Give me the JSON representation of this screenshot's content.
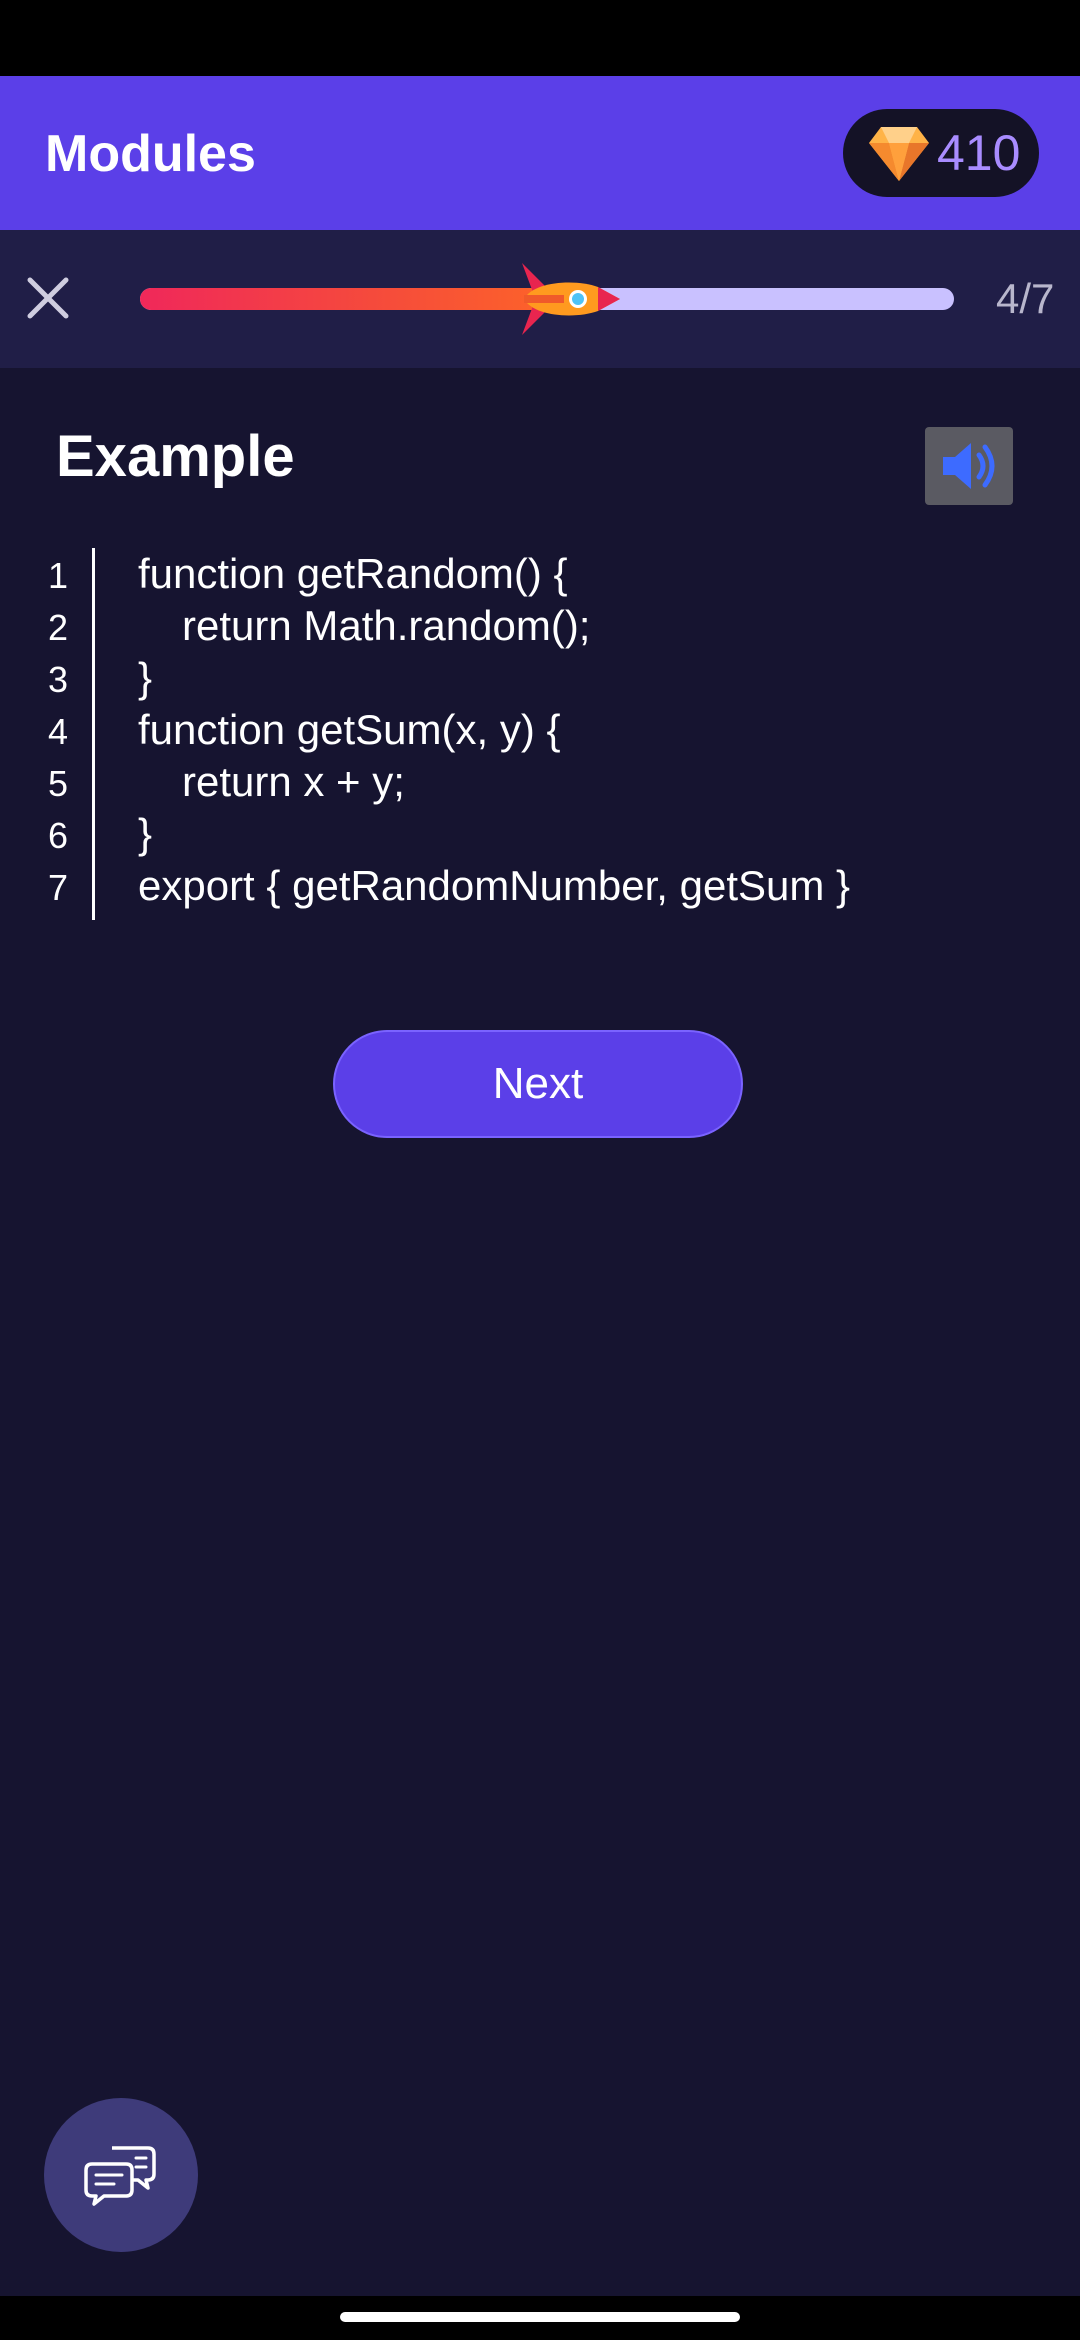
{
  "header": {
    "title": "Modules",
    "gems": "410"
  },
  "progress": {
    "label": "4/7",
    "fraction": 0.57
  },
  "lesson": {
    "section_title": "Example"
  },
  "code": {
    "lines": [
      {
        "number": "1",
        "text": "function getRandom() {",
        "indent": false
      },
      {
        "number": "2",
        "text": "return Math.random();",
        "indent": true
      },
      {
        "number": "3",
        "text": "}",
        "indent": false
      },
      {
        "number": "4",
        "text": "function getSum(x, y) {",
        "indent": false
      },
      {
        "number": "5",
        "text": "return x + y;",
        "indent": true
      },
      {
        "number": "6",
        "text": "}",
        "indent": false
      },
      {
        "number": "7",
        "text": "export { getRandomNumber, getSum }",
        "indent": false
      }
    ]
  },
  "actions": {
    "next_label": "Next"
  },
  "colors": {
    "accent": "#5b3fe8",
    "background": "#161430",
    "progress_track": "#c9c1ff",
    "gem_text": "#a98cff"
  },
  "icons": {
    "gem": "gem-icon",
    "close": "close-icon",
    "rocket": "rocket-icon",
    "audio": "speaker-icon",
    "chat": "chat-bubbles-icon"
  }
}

**Task statement:** None of the pictures should appear; repeat the records exactly otherwise.

**Task output:**
Give me the JSON representation of this screenshot's content.
{
  "header": {
    "title": "Modules",
    "gems": "410"
  },
  "progress": {
    "label": "4/7",
    "fraction": 0.57
  },
  "lesson": {
    "section_title": "Example"
  },
  "code": {
    "lines": [
      {
        "number": "1",
        "text": "function getRandom() {",
        "indent": false
      },
      {
        "number": "2",
        "text": "return Math.random();",
        "indent": true
      },
      {
        "number": "3",
        "text": "}",
        "indent": false
      },
      {
        "number": "4",
        "text": "function getSum(x, y) {",
        "indent": false
      },
      {
        "number": "5",
        "text": "return x + y;",
        "indent": true
      },
      {
        "number": "6",
        "text": "}",
        "indent": false
      },
      {
        "number": "7",
        "text": "export { getRandomNumber, getSum }",
        "indent": false
      }
    ]
  },
  "actions": {
    "next_label": "Next"
  },
  "colors": {
    "accent": "#5b3fe8",
    "background": "#161430",
    "progress_track": "#c9c1ff",
    "gem_text": "#a98cff"
  },
  "icons": {
    "gem": "gem-icon",
    "close": "close-icon",
    "rocket": "rocket-icon",
    "audio": "speaker-icon",
    "chat": "chat-bubbles-icon"
  }
}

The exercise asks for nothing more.